■ EXERCISE GOAL
Determine how many lines hold "Technol" and give only that number.

↓

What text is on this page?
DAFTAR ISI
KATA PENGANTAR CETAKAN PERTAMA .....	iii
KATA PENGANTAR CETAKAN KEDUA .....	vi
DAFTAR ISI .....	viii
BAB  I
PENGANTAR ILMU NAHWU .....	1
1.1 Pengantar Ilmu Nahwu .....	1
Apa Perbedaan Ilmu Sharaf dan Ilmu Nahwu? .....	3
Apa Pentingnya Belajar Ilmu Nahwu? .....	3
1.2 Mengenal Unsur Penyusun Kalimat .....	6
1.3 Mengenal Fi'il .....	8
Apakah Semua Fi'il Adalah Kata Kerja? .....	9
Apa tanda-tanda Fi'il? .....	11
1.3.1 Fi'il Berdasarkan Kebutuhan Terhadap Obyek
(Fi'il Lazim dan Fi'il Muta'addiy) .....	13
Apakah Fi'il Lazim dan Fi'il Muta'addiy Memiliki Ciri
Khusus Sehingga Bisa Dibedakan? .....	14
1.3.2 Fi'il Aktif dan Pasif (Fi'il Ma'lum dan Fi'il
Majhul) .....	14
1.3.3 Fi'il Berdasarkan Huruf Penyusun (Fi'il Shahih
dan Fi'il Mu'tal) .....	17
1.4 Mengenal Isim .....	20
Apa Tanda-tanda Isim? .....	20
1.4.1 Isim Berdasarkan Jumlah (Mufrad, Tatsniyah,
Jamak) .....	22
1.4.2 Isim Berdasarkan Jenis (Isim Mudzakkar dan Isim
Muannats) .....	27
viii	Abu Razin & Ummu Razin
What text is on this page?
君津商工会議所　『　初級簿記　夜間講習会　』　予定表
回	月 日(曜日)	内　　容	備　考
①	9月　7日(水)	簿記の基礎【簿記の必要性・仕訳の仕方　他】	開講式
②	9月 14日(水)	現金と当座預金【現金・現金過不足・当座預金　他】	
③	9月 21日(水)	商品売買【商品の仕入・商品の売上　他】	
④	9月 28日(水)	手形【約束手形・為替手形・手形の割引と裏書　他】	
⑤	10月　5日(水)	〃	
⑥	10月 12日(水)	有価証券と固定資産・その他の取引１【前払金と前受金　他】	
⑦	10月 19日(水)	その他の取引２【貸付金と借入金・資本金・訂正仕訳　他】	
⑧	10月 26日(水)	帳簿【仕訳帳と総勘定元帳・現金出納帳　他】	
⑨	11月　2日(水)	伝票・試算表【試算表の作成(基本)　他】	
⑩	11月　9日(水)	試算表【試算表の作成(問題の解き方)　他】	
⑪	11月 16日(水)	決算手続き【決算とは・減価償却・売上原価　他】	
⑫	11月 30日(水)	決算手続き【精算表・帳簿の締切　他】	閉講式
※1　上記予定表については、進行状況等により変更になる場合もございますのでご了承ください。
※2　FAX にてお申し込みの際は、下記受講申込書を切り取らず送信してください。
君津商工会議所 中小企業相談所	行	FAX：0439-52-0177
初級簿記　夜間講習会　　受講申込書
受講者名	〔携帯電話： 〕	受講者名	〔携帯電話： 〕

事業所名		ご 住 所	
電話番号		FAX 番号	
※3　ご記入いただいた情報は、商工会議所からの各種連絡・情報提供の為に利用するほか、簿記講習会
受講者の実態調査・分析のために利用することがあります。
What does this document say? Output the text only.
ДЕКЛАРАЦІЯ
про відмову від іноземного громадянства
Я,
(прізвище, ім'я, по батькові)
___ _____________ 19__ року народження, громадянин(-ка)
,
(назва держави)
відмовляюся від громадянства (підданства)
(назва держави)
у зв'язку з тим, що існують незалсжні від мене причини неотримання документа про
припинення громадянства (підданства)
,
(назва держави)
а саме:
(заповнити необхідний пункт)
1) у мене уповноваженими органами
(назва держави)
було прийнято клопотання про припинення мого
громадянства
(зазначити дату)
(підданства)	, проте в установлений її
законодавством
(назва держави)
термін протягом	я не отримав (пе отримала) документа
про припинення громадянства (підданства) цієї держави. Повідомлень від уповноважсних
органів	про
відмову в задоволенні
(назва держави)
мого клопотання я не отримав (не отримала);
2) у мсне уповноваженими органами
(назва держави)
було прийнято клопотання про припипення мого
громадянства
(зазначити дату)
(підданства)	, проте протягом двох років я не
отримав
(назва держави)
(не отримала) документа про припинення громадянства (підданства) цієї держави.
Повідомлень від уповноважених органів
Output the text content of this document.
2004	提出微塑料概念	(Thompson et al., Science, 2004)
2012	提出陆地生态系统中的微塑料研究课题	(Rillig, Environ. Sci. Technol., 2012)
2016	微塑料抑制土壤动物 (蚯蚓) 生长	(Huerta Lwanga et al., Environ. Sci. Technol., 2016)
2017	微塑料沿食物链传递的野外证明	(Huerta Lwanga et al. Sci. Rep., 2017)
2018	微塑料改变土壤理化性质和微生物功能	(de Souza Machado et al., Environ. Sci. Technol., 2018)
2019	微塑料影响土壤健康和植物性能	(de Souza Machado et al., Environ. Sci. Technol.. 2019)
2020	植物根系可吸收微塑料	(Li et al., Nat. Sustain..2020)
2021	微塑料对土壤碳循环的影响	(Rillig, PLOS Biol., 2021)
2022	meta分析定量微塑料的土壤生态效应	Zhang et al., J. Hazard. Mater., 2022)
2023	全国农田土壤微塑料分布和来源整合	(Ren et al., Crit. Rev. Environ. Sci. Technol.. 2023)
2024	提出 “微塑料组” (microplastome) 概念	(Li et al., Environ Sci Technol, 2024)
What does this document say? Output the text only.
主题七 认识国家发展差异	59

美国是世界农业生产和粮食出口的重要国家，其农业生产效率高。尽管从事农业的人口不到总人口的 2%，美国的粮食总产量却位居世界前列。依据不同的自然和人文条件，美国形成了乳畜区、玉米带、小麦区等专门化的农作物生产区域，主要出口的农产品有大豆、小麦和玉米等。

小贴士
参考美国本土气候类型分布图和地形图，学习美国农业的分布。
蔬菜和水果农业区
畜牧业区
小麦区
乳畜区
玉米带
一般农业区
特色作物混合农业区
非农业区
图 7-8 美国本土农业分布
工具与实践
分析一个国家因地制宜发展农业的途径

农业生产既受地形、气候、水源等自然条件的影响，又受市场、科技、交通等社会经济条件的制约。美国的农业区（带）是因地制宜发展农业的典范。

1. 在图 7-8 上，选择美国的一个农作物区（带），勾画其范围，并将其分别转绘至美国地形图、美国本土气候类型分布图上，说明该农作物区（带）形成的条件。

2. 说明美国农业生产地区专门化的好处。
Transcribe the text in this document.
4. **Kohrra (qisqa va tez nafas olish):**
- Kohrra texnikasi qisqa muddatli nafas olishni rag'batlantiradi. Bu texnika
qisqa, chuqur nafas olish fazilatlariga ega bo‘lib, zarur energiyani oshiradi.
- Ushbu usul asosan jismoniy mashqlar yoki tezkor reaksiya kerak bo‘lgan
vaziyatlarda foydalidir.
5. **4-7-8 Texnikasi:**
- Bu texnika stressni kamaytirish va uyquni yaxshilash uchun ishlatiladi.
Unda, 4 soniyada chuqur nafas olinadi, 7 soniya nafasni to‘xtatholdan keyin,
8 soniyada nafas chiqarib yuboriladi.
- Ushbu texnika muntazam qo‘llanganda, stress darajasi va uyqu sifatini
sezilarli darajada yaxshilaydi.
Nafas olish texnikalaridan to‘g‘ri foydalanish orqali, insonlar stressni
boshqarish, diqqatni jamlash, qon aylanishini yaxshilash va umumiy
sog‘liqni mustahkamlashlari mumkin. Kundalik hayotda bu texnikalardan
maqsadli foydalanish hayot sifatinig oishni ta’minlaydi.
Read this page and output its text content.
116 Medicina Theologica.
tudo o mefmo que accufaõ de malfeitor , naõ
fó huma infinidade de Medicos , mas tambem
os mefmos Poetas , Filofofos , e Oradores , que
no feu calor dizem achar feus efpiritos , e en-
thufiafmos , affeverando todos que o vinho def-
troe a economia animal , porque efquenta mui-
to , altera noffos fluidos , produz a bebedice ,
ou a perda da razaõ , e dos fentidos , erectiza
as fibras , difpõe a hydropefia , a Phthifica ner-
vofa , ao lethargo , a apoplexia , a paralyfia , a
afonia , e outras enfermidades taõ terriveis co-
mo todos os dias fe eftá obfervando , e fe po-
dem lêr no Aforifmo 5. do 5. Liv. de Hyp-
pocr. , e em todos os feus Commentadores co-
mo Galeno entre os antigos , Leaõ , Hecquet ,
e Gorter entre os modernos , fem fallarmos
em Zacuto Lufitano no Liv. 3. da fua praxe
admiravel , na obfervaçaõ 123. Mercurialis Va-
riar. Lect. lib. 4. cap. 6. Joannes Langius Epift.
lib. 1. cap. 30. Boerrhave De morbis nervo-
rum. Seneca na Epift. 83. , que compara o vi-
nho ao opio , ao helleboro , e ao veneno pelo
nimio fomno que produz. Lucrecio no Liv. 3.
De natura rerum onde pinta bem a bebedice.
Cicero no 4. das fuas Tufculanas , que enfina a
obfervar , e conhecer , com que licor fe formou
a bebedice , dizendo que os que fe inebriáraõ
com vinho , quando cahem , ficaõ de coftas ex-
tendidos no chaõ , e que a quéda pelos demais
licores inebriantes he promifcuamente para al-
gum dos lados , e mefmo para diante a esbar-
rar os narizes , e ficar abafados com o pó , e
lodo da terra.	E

↑

■ THE COMPLETED TASK
6